• _What you are asked to do_:
Locate the string "JSON" throughout the material and copy every line in which it occurs.

• _Working data_:

====

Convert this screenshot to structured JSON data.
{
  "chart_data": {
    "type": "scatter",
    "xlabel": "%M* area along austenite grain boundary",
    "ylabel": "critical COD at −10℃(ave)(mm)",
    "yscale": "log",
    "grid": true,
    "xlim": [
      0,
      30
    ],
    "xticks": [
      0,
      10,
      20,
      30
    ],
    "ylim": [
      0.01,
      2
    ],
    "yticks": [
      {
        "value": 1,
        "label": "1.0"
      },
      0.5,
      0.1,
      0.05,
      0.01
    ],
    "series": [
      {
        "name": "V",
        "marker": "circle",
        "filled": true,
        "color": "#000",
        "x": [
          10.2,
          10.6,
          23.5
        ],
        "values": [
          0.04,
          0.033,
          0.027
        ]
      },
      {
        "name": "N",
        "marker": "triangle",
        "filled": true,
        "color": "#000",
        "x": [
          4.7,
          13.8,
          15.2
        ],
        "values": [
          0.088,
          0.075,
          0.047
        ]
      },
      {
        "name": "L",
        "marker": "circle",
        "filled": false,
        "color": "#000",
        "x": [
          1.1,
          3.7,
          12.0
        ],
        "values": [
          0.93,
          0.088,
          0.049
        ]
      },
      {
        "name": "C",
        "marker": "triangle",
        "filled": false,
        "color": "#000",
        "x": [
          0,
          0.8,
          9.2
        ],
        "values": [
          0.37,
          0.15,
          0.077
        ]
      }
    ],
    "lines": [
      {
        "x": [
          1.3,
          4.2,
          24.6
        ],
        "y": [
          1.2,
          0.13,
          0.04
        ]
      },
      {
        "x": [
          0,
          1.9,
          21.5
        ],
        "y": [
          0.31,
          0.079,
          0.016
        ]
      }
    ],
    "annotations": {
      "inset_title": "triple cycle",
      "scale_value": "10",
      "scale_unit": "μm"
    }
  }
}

====

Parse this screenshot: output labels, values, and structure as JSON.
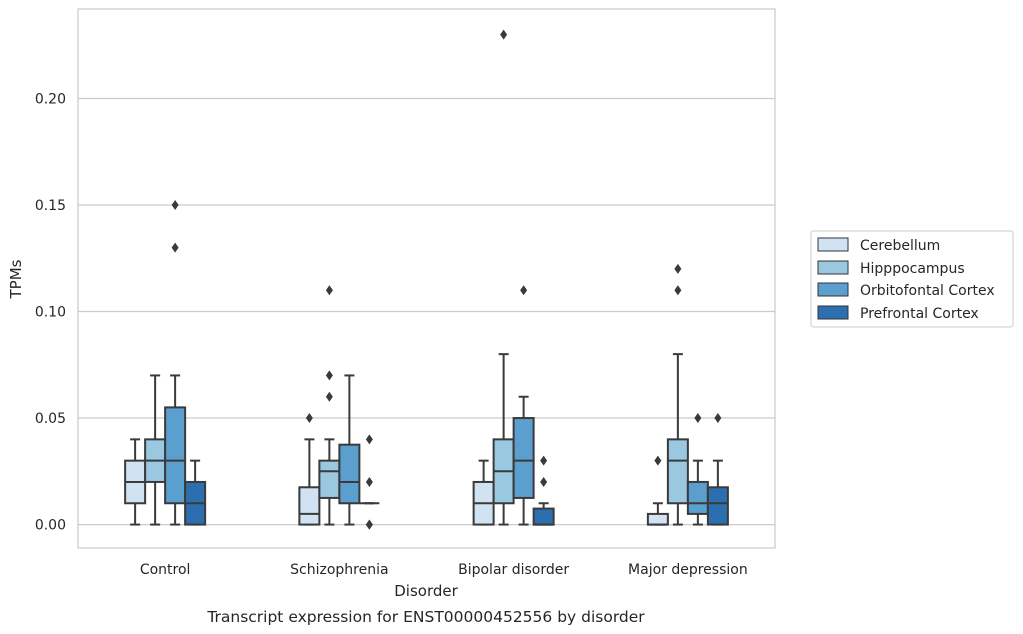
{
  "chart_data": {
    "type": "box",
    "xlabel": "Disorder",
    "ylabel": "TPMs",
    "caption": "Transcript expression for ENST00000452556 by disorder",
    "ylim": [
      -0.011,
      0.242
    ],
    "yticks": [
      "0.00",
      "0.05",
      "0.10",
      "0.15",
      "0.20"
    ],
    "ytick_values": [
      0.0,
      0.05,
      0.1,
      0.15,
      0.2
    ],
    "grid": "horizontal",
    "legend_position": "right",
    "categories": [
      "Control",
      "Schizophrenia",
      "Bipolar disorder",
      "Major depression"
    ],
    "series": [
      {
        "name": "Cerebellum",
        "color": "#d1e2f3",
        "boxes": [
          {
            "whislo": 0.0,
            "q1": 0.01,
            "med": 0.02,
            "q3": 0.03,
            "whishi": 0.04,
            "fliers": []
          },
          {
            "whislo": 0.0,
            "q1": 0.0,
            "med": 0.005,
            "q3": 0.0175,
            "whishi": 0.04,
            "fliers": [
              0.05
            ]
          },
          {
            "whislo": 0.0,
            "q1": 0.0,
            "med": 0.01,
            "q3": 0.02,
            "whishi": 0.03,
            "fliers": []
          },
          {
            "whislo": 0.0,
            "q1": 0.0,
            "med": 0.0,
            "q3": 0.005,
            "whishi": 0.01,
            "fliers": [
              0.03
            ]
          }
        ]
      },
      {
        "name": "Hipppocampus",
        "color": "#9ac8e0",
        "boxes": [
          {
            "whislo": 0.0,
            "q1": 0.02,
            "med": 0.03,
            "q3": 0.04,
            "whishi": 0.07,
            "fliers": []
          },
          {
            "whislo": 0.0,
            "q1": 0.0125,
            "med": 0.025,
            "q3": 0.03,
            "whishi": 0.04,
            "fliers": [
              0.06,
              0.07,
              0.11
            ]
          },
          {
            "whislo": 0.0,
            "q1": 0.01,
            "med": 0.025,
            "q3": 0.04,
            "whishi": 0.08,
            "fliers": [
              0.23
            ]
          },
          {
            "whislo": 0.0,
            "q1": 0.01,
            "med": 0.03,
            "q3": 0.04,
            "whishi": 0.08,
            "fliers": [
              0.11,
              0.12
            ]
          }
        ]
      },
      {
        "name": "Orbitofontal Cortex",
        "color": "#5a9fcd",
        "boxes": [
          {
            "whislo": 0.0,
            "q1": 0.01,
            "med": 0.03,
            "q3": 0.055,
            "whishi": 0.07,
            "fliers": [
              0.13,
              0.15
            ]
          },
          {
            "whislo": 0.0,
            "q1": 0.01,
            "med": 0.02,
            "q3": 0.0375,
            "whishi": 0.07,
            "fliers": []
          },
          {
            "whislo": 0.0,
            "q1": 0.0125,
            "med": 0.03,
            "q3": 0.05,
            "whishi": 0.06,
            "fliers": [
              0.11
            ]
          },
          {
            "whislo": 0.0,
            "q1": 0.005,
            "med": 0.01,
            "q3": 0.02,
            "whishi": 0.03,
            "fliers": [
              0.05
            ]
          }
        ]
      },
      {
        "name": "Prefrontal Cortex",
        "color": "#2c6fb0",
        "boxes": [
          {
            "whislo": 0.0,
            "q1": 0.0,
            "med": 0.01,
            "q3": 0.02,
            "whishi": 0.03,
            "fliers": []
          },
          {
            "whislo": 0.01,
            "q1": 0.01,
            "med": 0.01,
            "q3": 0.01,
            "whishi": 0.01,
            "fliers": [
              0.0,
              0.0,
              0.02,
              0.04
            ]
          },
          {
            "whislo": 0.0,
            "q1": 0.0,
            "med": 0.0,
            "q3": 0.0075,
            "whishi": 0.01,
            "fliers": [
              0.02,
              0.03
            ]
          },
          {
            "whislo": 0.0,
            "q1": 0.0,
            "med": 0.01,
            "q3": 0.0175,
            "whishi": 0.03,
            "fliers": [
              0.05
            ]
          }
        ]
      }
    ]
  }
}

====

• _Response_:
Convert this screenshot to structured JSON data.
Parse this screenshot: output labels, values, and structure as JSON.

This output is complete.